DIRECTION
Repeat exactly the lines beginning at the one that contains "Convert this document image to plain text." and running to the end of the material. Omit the pictures.
───
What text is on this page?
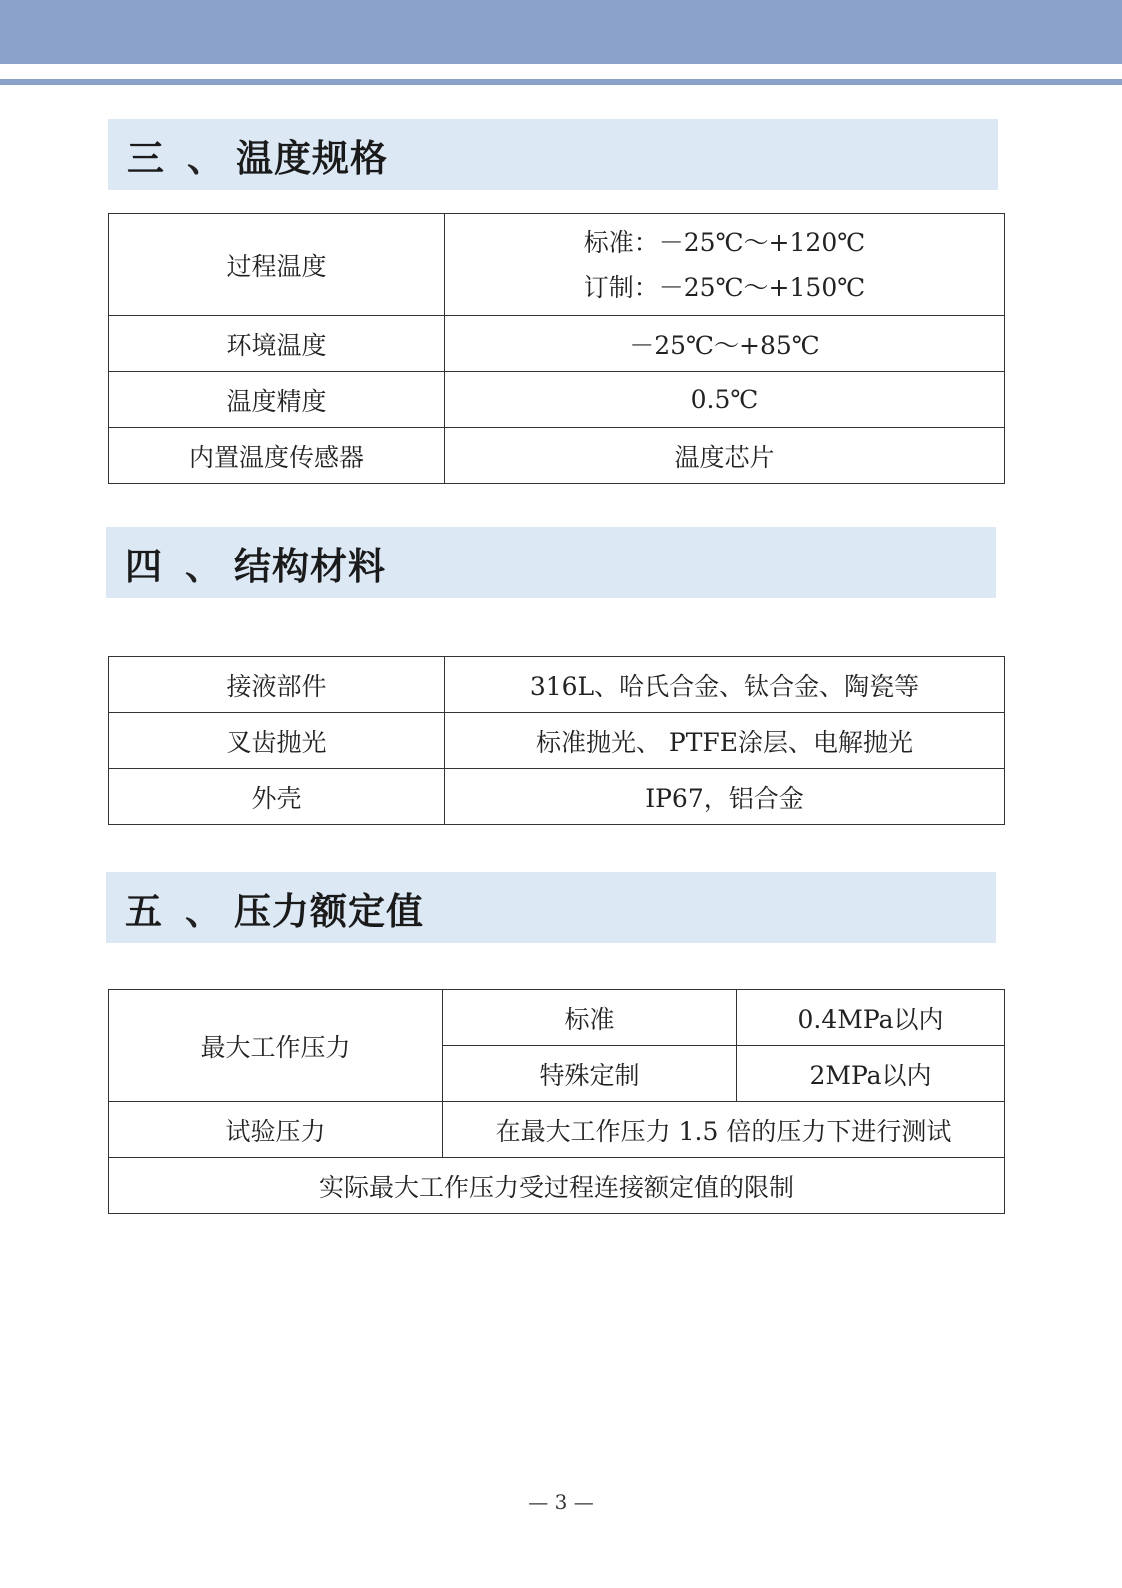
三 、 温度规格
过程温度	标准：－25℃～+120℃
订制：－25℃～+150℃

环境温度	－25℃～+85℃
温度精度	0.5℃
内置温度传感器	温度芯片
四 、 结构材料
接液部件	316L、哈氏合金、钛合金、陶瓷等
叉齿抛光	标准抛光、 PTFE涂层、电解抛光
外壳	IP67，铝合金
五 、 压力额定值
最大工作压力	标准	0.4MPa以内
	特殊定制	2MPa以内
试验压力	在最大工作压力 1.5 倍的压力下进行测试	
实际最大工作压力受过程连接额定值的限制		
— 3 —
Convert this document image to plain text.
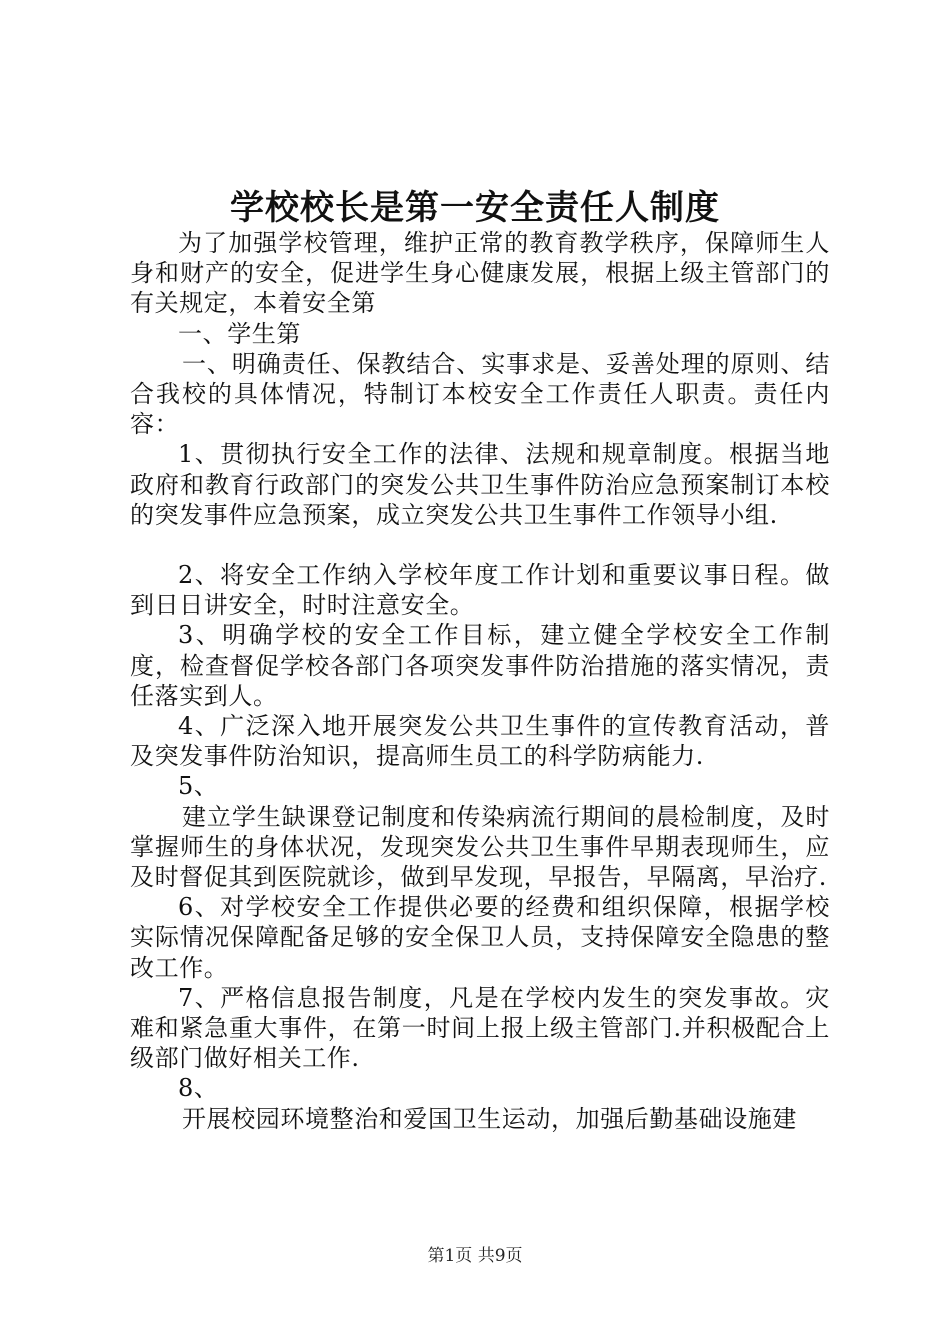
学校校长是第一安全责任人制度

为了加强学校管理，维护正常的教育教学秩序，保障师生人身和财产的安全，促进学生身心健康发展，根据上级主管部门的有关规定，本着安全第

一、学生第

一、明确责任、保教结合、实事求是、妥善处理的原则、结合我校的具体情况，特制订本校安全工作责任人职责。责任内容：

1、贯彻执行安全工作的法律、法规和规章制度。根据当地政府和教育行政部门的突发公共卫生事件防治应急预案制订本校的突发事件应急预案，成立突发公共卫生事件工作领导小组.

2、将安全工作纳入学校年度工作计划和重要议事日程。做到日日讲安全，时时注意安全。

3、明确学校的安全工作目标，建立健全学校安全工作制度，检查督促学校各部门各项突发事件防治措施的落实情况，责任落实到人。

4、广泛深入地开展突发公共卫生事件的宣传教育活动，普及突发事件防治知识，提高师生员工的科学防病能力.

5、

建立学生缺课登记制度和传染病流行期间的晨检制度，及时掌握师生的身体状况，发现突发公共卫生事件早期表现师生，应及时督促其到医院就诊，做到早发现，早报告，早隔离，早治疗.

6、对学校安全工作提供必要的经费和组织保障，根据学校实际情况保障配备足够的安全保卫人员，支持保障安全隐患的整改工作。

7、严格信息报告制度，凡是在学校内发生的突发事故。灾难和紧急重大事件，在第一时间上报上级主管部门.并积极配合上级部门做好相关工作.

8、

开展校园环境整治和爱国卫生运动，加强后勤基础设施建

第1页 共9页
───
SOLUTION TO THIS EXERCISE
Convert this document image to plain text.
学校校长是第一安全责任人制度

为了加强学校管理，维护正常的教育教学秩序，保障师生人身和财产的安全，促进学生身心健康发展，根据上级主管部门的有关规定，本着安全第

一、学生第

一、明确责任、保教结合、实事求是、妥善处理的原则、结合我校的具体情况，特制订本校安全工作责任人职责。责任内容：

1、贯彻执行安全工作的法律、法规和规章制度。根据当地政府和教育行政部门的突发公共卫生事件防治应急预案制订本校的突发事件应急预案，成立突发公共卫生事件工作领导小组.

2、将安全工作纳入学校年度工作计划和重要议事日程。做到日日讲安全，时时注意安全。

3、明确学校的安全工作目标，建立健全学校安全工作制度，检查督促学校各部门各项突发事件防治措施的落实情况，责任落实到人。

4、广泛深入地开展突发公共卫生事件的宣传教育活动，普及突发事件防治知识，提高师生员工的科学防病能力.

5、

建立学生缺课登记制度和传染病流行期间的晨检制度，及时掌握师生的身体状况，发现突发公共卫生事件早期表现师生，应及时督促其到医院就诊，做到早发现，早报告，早隔离，早治疗.

6、对学校安全工作提供必要的经费和组织保障，根据学校实际情况保障配备足够的安全保卫人员，支持保障安全隐患的整改工作。

7、严格信息报告制度，凡是在学校内发生的突发事故。灾难和紧急重大事件，在第一时间上报上级主管部门.并积极配合上级部门做好相关工作.

8、

开展校园环境整治和爱国卫生运动，加强后勤基础设施建

第1页 共9页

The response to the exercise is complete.